* _EXERCISE REQUIREMENTS_
Write out each line of the material again, word for word.

-- DATASET EXCERPTS start --

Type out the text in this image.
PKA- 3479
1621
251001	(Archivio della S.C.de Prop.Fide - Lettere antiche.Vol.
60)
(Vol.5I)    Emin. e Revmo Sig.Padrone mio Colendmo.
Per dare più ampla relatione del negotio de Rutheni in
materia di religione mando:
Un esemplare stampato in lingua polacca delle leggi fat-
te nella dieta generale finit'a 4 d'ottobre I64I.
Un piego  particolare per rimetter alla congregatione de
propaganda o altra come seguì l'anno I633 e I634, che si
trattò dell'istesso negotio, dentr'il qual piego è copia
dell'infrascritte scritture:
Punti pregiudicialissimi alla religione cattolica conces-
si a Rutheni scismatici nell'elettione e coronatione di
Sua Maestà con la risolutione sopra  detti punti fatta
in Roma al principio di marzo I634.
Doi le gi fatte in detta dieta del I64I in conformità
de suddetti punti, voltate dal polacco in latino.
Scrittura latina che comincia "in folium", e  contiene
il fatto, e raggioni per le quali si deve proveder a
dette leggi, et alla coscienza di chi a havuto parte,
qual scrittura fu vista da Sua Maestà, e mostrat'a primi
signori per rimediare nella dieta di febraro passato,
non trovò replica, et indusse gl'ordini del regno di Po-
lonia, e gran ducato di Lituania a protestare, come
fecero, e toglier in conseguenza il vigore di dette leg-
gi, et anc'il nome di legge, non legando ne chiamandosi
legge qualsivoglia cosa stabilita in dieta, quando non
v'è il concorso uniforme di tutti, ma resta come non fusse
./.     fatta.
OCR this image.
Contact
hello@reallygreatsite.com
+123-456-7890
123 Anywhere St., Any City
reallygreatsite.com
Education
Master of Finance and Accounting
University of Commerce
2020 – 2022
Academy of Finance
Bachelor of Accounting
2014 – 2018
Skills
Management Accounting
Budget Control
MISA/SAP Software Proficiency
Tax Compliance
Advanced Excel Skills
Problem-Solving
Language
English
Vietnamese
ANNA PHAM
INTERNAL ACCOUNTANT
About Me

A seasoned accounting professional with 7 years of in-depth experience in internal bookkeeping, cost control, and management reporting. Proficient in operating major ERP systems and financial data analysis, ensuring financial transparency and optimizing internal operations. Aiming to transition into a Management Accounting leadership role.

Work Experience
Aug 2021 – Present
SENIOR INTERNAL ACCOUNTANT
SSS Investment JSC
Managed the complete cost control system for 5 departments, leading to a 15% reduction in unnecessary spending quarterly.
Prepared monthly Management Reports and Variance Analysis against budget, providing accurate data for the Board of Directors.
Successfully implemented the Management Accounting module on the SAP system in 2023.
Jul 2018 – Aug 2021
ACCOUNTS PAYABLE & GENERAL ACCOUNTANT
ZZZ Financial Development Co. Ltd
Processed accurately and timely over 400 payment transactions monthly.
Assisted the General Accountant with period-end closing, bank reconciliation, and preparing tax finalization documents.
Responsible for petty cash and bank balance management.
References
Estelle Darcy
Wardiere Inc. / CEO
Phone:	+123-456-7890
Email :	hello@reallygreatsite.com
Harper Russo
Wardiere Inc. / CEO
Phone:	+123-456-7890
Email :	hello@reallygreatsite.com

-- DATASET EXCERPTS end --

* _OUTPUT OF THE TASK_
Type out the text in this image.
PKA- 3479
1621
251001	(Archivio della S.C.de Prop.Fide - Lettere antiche.Vol.
60)
(Vol.5I)    Emin. e Revmo Sig.Padrone mio Colendmo.
Per dare più ampla relatione del negotio de Rutheni in
materia di religione mando:
Un esemplare stampato in lingua polacca delle leggi fat-
te nella dieta generale finit'a 4 d'ottobre I64I.
Un piego  particolare per rimetter alla congregatione de
propaganda o altra come seguì l'anno I633 e I634, che si
trattò dell'istesso negotio, dentr'il qual piego è copia
dell'infrascritte scritture:
Punti pregiudicialissimi alla religione cattolica conces-
si a Rutheni scismatici nell'elettione e coronatione di
Sua Maestà con la risolutione sopra  detti punti fatta
in Roma al principio di marzo I634.
Doi le gi fatte in detta dieta del I64I in conformità
de suddetti punti, voltate dal polacco in latino.
Scrittura latina che comincia "in folium", e  contiene
il fatto, e raggioni per le quali si deve proveder a
dette leggi, et alla coscienza di chi a havuto parte,
qual scrittura fu vista da Sua Maestà, e mostrat'a primi
signori per rimediare nella dieta di febraro passato,
non trovò replica, et indusse gl'ordini del regno di Po-
lonia, e gran ducato di Lituania a protestare, come
fecero, e toglier in conseguenza il vigore di dette leg-
gi, et anc'il nome di legge, non legando ne chiamandosi
legge qualsivoglia cosa stabilita in dieta, quando non
v'è il concorso uniforme di tutti, ma resta come non fusse
./.     fatta.
OCR this image.
Contact
hello@reallygreatsite.com
+123-456-7890
123 Anywhere St., Any City
reallygreatsite.com
Education
Master of Finance and Accounting
University of Commerce
2020 – 2022
Academy of Finance
Bachelor of Accounting
2014 – 2018
Skills
Management Accounting
Budget Control
MISA/SAP Software Proficiency
Tax Compliance
Advanced Excel Skills
Problem-Solving
Language
English
Vietnamese
ANNA PHAM
INTERNAL ACCOUNTANT
About Me

A seasoned accounting professional with 7 years of in-depth experience in internal bookkeeping, cost control, and management reporting. Proficient in operating major ERP systems and financial data analysis, ensuring financial transparency and optimizing internal operations. Aiming to transition into a Management Accounting leadership role.

Work Experience
Aug 2021 – Present
SENIOR INTERNAL ACCOUNTANT
SSS Investment JSC
Managed the complete cost control system for 5 departments, leading to a 15% reduction in unnecessary spending quarterly.
Prepared monthly Management Reports and Variance Analysis against budget, providing accurate data for the Board of Directors.
Successfully implemented the Management Accounting module on the SAP system in 2023.
Jul 2018 – Aug 2021
ACCOUNTS PAYABLE & GENERAL ACCOUNTANT
ZZZ Financial Development Co. Ltd
Processed accurately and timely over 400 payment transactions monthly.
Assisted the General Accountant with period-end closing, bank reconciliation, and preparing tax finalization documents.
Responsible for petty cash and bank balance management.
References
Estelle Darcy
Wardiere Inc. / CEO
Phone:	+123-456-7890
Email :	hello@reallygreatsite.com
Harper Russo
Wardiere Inc. / CEO
Phone:	+123-456-7890
Email :	hello@reallygreatsite.com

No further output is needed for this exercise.